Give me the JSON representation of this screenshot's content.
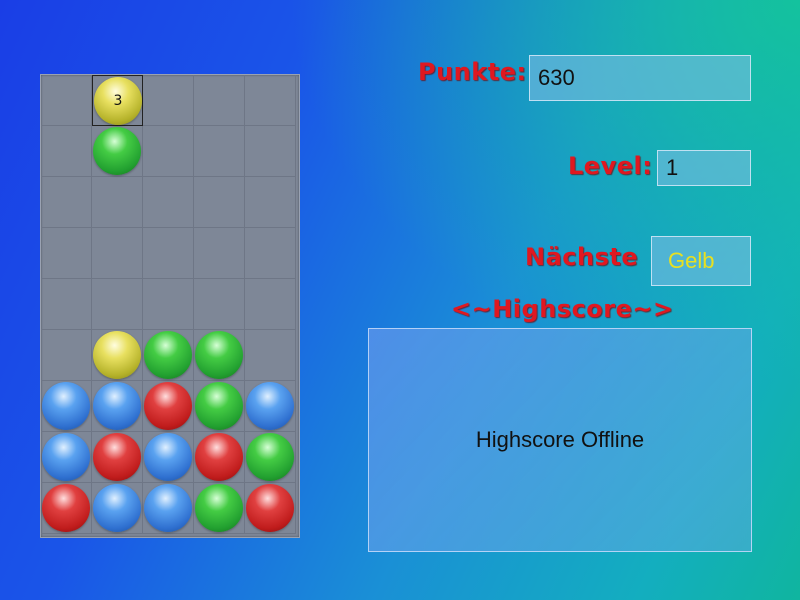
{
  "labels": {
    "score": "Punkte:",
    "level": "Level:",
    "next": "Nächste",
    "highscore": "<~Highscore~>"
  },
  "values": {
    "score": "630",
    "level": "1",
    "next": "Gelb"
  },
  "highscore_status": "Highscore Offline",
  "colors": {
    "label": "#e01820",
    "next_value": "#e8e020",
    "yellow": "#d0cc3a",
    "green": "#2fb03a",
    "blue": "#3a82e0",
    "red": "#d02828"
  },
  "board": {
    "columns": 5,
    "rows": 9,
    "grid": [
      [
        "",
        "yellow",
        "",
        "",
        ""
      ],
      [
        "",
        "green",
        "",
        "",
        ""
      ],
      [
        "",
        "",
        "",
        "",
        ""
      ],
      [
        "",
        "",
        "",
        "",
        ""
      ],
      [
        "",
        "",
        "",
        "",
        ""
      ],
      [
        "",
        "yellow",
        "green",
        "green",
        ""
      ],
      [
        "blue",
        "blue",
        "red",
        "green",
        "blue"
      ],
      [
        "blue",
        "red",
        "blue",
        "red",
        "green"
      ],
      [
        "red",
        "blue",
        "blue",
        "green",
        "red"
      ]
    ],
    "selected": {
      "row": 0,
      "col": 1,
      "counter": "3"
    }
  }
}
--- --- ---
Problem: Each entry above is to be written out again unchanged, apart from the pictures, which are left out.

Final result:
Give me the JSON representation of this screenshot's content.
{
  "labels": {
    "score": "Punkte:",
    "level": "Level:",
    "next": "Nächste",
    "highscore": "<~Highscore~>"
  },
  "values": {
    "score": "630",
    "level": "1",
    "next": "Gelb"
  },
  "highscore_status": "Highscore Offline",
  "colors": {
    "label": "#e01820",
    "next_value": "#e8e020",
    "yellow": "#d0cc3a",
    "green": "#2fb03a",
    "blue": "#3a82e0",
    "red": "#d02828"
  },
  "board": {
    "columns": 5,
    "rows": 9,
    "grid": [
      [
        "",
        "yellow",
        "",
        "",
        ""
      ],
      [
        "",
        "green",
        "",
        "",
        ""
      ],
      [
        "",
        "",
        "",
        "",
        ""
      ],
      [
        "",
        "",
        "",
        "",
        ""
      ],
      [
        "",
        "",
        "",
        "",
        ""
      ],
      [
        "",
        "yellow",
        "green",
        "green",
        ""
      ],
      [
        "blue",
        "blue",
        "red",
        "green",
        "blue"
      ],
      [
        "blue",
        "red",
        "blue",
        "red",
        "green"
      ],
      [
        "red",
        "blue",
        "blue",
        "green",
        "red"
      ]
    ],
    "selected": {
      "row": 0,
      "col": 1,
      "counter": "3"
    }
  }
}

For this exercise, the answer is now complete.